Problem requirements: Reproduce the stretch of the Amazon EKS text below between "Integration with Amazon" and "the network level.", inclusive.

Amazon EKS team has retained much of the standard workflow and experience of dealing with Kubernetes. Anyone familiar with Minikube or other managed services such as AKS or GKE can seamlessly switch to EKS.
Integration with Amazon VPC
AWS has built a Container Network Interface (CNI) plugin that integrates Kubernetes’ overlay network with AWS’s networking control plane. EKS runs a network topology that integrates with VPC. This extension enables customers to consider EKS deployment as a logical extension of their AWS deployments. Network Access Controls, Routing Tables, and Private and Public Subnet topology gets seamlessly extended to applications running within Amazon EKS.
Unlike in other environments, the pods running in EKS get an IP address that belongs to the CIDR of the subnet that the node is deployed. These IP addresses are routable within the VPC and comply with all the policies and access controls defined at the network level.
Each node runs a daemon set that hosts the AWS-specific CNI control plane. Every time the kubelet schedules a pod, it asks the daemon set to allow an IP address. At this point, the CNI control plane creates a secondary IP address associated with the elastic network interfaces (ENI) attached to the node and hand it over to the kubelet. This is fundamentally different from the typical overlay networks based on Flannel or Contiv.
The flip side of the above approach is that the nodes may run out of secondary IP addresses. There is a hard limit on how many ENIs can be attached to an EC2 instance. There is also a limit on how many secondary IP addresses can be created per ENI. These limitations force customers to plan the node configuration ahead of deployment. Of course, it is also possible to create a specific node group and attach it to an existing cluster.
The deep integration with VPC makes many customers choose EKS over DIY deployments done through Kops.
Extending AWS IAM to Kubernetes RBAC
AWS’ identity and access management (IAM) are one of the best identity platforms in the industry. The modular design based on users, groups, policies, and roles delivers the right level of granularity for defining the authentication and authorization schemes.
Kubernetes also has a well-defined role-based access control (RBAC) in the form of service accounts, cluster roles, and role binding.
Amazon is leveraging an open source project called Authenticator for AWS built by Heptio. This authenticator bridges the gap between AWS IAM and Kubernetes RBAC. Based on the Webhook mode of Kubernetes authorization, the tool checks with IAM each time an operation is performed.

Data listing:

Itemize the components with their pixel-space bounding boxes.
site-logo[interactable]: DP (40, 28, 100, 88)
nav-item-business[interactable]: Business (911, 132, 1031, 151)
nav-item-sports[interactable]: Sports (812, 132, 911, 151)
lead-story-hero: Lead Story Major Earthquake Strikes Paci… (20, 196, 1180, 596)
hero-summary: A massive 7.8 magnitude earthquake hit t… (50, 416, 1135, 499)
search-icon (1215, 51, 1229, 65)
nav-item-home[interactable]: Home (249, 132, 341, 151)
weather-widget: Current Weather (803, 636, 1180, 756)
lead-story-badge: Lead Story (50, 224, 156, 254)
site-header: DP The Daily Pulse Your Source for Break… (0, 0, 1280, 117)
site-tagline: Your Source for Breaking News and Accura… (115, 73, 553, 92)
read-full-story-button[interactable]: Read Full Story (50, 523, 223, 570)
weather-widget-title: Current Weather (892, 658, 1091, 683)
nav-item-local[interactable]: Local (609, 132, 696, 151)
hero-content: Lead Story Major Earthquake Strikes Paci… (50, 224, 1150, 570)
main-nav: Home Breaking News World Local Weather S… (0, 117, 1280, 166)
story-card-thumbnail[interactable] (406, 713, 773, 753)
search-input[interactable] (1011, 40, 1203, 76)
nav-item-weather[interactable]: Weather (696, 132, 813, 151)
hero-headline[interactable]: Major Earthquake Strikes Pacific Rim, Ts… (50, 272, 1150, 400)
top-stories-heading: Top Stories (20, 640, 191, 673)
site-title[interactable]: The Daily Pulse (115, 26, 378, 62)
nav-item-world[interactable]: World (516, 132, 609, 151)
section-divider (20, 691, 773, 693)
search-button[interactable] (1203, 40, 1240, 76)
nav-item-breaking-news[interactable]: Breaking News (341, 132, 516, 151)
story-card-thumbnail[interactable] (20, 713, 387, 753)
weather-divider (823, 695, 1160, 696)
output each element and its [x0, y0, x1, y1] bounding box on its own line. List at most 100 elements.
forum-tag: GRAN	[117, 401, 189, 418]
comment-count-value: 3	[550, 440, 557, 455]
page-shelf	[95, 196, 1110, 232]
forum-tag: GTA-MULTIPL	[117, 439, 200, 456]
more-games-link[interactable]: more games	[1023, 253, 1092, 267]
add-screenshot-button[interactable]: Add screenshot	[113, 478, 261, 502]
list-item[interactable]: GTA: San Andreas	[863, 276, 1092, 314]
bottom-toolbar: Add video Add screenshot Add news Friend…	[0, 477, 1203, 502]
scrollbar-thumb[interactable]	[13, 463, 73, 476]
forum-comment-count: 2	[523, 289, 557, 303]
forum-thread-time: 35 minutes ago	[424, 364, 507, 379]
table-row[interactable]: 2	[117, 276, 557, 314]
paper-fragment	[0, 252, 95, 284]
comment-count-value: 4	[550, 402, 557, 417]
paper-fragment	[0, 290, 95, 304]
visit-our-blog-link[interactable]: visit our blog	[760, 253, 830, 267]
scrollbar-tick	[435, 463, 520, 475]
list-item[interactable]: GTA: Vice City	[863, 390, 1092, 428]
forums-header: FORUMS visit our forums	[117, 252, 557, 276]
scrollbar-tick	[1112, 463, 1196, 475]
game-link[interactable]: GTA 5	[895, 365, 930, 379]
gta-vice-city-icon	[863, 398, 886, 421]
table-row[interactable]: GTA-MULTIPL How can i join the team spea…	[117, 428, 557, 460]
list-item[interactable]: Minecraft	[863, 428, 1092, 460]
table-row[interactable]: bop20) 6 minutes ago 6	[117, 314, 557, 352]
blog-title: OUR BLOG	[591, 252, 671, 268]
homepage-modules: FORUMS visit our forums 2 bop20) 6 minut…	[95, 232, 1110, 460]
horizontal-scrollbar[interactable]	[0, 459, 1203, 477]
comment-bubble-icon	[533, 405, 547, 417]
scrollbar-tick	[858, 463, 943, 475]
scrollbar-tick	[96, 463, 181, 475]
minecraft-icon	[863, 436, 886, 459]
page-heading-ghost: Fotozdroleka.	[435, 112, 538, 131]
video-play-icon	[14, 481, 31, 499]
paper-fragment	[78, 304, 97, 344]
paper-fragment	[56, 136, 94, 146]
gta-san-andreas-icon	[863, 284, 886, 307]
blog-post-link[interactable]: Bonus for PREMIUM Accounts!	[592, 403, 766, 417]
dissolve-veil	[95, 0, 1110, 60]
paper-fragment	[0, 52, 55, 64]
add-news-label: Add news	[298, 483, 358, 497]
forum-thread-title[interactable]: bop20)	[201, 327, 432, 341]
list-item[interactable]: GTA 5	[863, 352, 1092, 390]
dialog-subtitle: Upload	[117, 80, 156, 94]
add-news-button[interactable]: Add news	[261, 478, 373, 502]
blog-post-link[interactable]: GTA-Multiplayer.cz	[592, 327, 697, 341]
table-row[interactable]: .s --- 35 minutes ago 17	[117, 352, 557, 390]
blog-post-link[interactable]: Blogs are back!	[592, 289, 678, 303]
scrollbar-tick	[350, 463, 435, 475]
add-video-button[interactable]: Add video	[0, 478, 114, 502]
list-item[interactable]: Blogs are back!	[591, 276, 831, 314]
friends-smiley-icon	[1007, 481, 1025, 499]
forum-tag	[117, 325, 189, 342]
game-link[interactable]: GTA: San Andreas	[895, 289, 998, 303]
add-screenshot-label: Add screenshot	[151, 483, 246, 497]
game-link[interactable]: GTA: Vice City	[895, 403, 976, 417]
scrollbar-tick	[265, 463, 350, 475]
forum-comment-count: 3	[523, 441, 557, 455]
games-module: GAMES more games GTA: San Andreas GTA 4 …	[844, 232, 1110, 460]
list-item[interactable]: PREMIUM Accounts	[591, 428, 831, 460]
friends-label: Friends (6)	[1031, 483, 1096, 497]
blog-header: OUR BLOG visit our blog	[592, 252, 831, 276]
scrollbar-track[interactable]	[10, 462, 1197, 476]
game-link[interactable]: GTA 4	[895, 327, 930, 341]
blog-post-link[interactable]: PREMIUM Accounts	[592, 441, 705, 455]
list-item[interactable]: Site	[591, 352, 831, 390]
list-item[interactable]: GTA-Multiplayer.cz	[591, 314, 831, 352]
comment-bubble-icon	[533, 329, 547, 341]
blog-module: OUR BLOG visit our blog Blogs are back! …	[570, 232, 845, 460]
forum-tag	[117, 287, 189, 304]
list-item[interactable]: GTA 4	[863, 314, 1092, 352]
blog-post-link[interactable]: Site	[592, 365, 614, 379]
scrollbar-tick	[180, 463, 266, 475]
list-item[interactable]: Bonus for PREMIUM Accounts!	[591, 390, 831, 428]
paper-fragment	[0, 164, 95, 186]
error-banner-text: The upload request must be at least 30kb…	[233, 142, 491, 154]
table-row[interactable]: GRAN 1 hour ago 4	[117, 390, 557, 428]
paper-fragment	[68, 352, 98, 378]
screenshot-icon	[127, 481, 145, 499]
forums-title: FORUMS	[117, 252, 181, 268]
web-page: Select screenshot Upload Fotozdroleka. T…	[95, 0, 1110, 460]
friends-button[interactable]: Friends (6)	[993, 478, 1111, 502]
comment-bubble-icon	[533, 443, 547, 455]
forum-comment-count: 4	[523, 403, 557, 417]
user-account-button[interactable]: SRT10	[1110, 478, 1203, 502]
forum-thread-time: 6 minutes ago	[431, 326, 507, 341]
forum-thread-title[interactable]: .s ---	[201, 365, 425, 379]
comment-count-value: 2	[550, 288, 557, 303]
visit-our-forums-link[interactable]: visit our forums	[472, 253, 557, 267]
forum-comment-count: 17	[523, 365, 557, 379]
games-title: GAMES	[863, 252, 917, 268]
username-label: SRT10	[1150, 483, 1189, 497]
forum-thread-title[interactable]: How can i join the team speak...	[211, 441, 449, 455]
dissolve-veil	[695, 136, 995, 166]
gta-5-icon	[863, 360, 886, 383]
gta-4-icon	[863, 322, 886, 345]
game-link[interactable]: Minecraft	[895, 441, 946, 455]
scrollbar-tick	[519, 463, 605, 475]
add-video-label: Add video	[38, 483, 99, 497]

Response area:
Integration with Amazon VPC
AWS has built a Container Network Interface (CNI) plugin that integrates Kubernetes’ overlay network with AWS’s networking control plane. EKS runs a network topology that integrates with VPC. This extension enables customers to consider EKS deployment as a logical extension of their AWS deployments. Network Access Controls, Routing Tables, and Private and Public Subnet topology gets seamlessly extended to applications running within Amazon EKS.
Unlike in other environments, the pods running in EKS get an IP address that belongs to the CIDR of the subnet that the node is deployed. These IP addresses are routable within the VPC and comply with all the policies and access controls defined at the network level.